__Written task__
In the data below, locate each line with the word "food" and list it.

═══ Data lines

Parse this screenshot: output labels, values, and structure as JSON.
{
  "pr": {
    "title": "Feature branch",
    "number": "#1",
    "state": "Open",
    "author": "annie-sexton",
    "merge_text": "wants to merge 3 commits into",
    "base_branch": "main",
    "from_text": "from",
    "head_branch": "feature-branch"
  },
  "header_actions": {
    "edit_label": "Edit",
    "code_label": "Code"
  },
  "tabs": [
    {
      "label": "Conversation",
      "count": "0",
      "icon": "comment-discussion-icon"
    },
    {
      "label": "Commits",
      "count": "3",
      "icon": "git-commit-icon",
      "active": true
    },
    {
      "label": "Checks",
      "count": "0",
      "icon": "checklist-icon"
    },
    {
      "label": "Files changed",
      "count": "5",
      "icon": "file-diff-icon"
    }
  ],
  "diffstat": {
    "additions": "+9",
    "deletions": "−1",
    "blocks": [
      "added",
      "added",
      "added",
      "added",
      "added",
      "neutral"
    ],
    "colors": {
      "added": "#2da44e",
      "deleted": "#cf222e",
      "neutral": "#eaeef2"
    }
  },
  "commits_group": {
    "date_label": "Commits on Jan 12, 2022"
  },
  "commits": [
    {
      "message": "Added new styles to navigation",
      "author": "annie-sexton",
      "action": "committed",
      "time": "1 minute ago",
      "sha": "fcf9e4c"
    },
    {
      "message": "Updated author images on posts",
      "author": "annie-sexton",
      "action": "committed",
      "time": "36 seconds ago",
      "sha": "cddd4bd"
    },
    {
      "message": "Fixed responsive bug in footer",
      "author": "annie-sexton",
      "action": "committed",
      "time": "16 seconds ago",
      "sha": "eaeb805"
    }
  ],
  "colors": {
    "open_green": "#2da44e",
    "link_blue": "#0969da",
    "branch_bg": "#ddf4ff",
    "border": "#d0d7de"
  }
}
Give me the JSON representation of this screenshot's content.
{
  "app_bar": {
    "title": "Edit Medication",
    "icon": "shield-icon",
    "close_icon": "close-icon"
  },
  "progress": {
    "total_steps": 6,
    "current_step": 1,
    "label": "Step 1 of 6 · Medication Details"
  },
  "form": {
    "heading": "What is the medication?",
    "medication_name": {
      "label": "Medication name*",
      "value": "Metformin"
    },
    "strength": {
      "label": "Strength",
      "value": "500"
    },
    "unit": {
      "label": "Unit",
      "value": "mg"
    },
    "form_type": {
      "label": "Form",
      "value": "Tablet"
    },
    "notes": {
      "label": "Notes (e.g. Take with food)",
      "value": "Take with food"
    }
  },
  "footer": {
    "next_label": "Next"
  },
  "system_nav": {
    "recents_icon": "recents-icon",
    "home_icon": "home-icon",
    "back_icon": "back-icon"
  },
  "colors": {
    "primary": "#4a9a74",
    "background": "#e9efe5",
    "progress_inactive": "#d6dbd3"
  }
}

══════

__Output below__
      "label": "Notes (e.g. Take with food)",
      "value": "Take with food"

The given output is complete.